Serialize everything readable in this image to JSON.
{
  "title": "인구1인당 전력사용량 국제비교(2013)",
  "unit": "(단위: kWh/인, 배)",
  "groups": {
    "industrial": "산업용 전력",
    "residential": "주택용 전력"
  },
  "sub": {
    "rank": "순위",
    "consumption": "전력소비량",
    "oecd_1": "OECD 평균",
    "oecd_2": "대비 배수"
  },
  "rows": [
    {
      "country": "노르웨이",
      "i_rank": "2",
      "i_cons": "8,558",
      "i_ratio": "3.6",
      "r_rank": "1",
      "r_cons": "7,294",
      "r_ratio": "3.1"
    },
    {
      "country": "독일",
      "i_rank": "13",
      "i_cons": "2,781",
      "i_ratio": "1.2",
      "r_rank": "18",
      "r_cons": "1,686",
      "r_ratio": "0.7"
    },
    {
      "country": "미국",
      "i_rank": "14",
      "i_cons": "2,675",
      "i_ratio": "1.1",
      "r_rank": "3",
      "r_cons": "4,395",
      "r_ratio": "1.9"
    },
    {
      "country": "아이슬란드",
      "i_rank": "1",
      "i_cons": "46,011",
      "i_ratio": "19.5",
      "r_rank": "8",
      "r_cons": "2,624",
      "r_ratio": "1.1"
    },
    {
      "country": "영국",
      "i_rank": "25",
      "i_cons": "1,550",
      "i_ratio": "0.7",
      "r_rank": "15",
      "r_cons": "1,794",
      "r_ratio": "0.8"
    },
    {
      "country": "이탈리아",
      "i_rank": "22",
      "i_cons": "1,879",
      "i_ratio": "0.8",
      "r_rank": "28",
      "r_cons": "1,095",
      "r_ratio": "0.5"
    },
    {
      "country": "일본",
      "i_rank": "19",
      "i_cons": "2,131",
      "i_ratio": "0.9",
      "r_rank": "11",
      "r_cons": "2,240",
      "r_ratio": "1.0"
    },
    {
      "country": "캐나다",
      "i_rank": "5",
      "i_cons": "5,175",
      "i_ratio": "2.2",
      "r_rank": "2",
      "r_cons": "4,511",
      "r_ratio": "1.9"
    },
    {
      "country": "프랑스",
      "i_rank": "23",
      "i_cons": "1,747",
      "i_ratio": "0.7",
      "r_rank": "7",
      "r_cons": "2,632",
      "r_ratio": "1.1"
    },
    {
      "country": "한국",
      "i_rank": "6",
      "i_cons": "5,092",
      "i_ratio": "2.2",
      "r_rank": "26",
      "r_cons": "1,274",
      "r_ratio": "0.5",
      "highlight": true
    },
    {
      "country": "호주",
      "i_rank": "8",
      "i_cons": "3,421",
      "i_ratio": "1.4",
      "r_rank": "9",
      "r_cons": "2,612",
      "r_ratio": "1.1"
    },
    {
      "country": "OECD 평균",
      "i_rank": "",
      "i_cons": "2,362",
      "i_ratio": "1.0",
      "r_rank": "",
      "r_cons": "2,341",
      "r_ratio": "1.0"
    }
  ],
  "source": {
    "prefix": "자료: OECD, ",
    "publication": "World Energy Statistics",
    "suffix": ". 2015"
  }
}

□ □ □

**What the task asks**
Output every entry shown above, exactly.

**Complete output**
Serialize everything readable in this image to JSON.
{
  "title": "인구1인당 전력사용량 국제비교(2013)",
  "unit": "(단위: kWh/인, 배)",
  "groups": {
    "industrial": "산업용 전력",
    "residential": "주택용 전력"
  },
  "sub": {
    "rank": "순위",
    "consumption": "전력소비량",
    "oecd_1": "OECD 평균",
    "oecd_2": "대비 배수"
  },
  "rows": [
    {
      "country": "노르웨이",
      "i_rank": "2",
      "i_cons": "8,558",
      "i_ratio": "3.6",
      "r_rank": "1",
      "r_cons": "7,294",
      "r_ratio": "3.1"
    },
    {
      "country": "독일",
      "i_rank": "13",
      "i_cons": "2,781",
      "i_ratio": "1.2",
      "r_rank": "18",
      "r_cons": "1,686",
      "r_ratio": "0.7"
    },
    {
      "country": "미국",
      "i_rank": "14",
      "i_cons": "2,675",
      "i_ratio": "1.1",
      "r_rank": "3",
      "r_cons": "4,395",
      "r_ratio": "1.9"
    },
    {
      "country": "아이슬란드",
      "i_rank": "1",
      "i_cons": "46,011",
      "i_ratio": "19.5",
      "r_rank": "8",
      "r_cons": "2,624",
      "r_ratio": "1.1"
    },
    {
      "country": "영국",
      "i_rank": "25",
      "i_cons": "1,550",
      "i_ratio": "0.7",
      "r_rank": "15",
      "r_cons": "1,794",
      "r_ratio": "0.8"
    },
    {
      "country": "이탈리아",
      "i_rank": "22",
      "i_cons": "1,879",
      "i_ratio": "0.8",
      "r_rank": "28",
      "r_cons": "1,095",
      "r_ratio": "0.5"
    },
    {
      "country": "일본",
      "i_rank": "19",
      "i_cons": "2,131",
      "i_ratio": "0.9",
      "r_rank": "11",
      "r_cons": "2,240",
      "r_ratio": "1.0"
    },
    {
      "country": "캐나다",
      "i_rank": "5",
      "i_cons": "5,175",
      "i_ratio": "2.2",
      "r_rank": "2",
      "r_cons": "4,511",
      "r_ratio": "1.9"
    },
    {
      "country": "프랑스",
      "i_rank": "23",
      "i_cons": "1,747",
      "i_ratio": "0.7",
      "r_rank": "7",
      "r_cons": "2,632",
      "r_ratio": "1.1"
    },
    {
      "country": "한국",
      "i_rank": "6",
      "i_cons": "5,092",
      "i_ratio": "2.2",
      "r_rank": "26",
      "r_cons": "1,274",
      "r_ratio": "0.5",
      "highlight": true
    },
    {
      "country": "호주",
      "i_rank": "8",
      "i_cons": "3,421",
      "i_ratio": "1.4",
      "r_rank": "9",
      "r_cons": "2,612",
      "r_ratio": "1.1"
    },
    {
      "country": "OECD 평균",
      "i_rank": "",
      "i_cons": "2,362",
      "i_ratio": "1.0",
      "r_rank": "",
      "r_cons": "2,341",
      "r_ratio": "1.0"
    }
  ],
  "source": {
    "prefix": "자료: OECD, ",
    "publication": "World Energy Statistics",
    "suffix": ". 2015"
  }
}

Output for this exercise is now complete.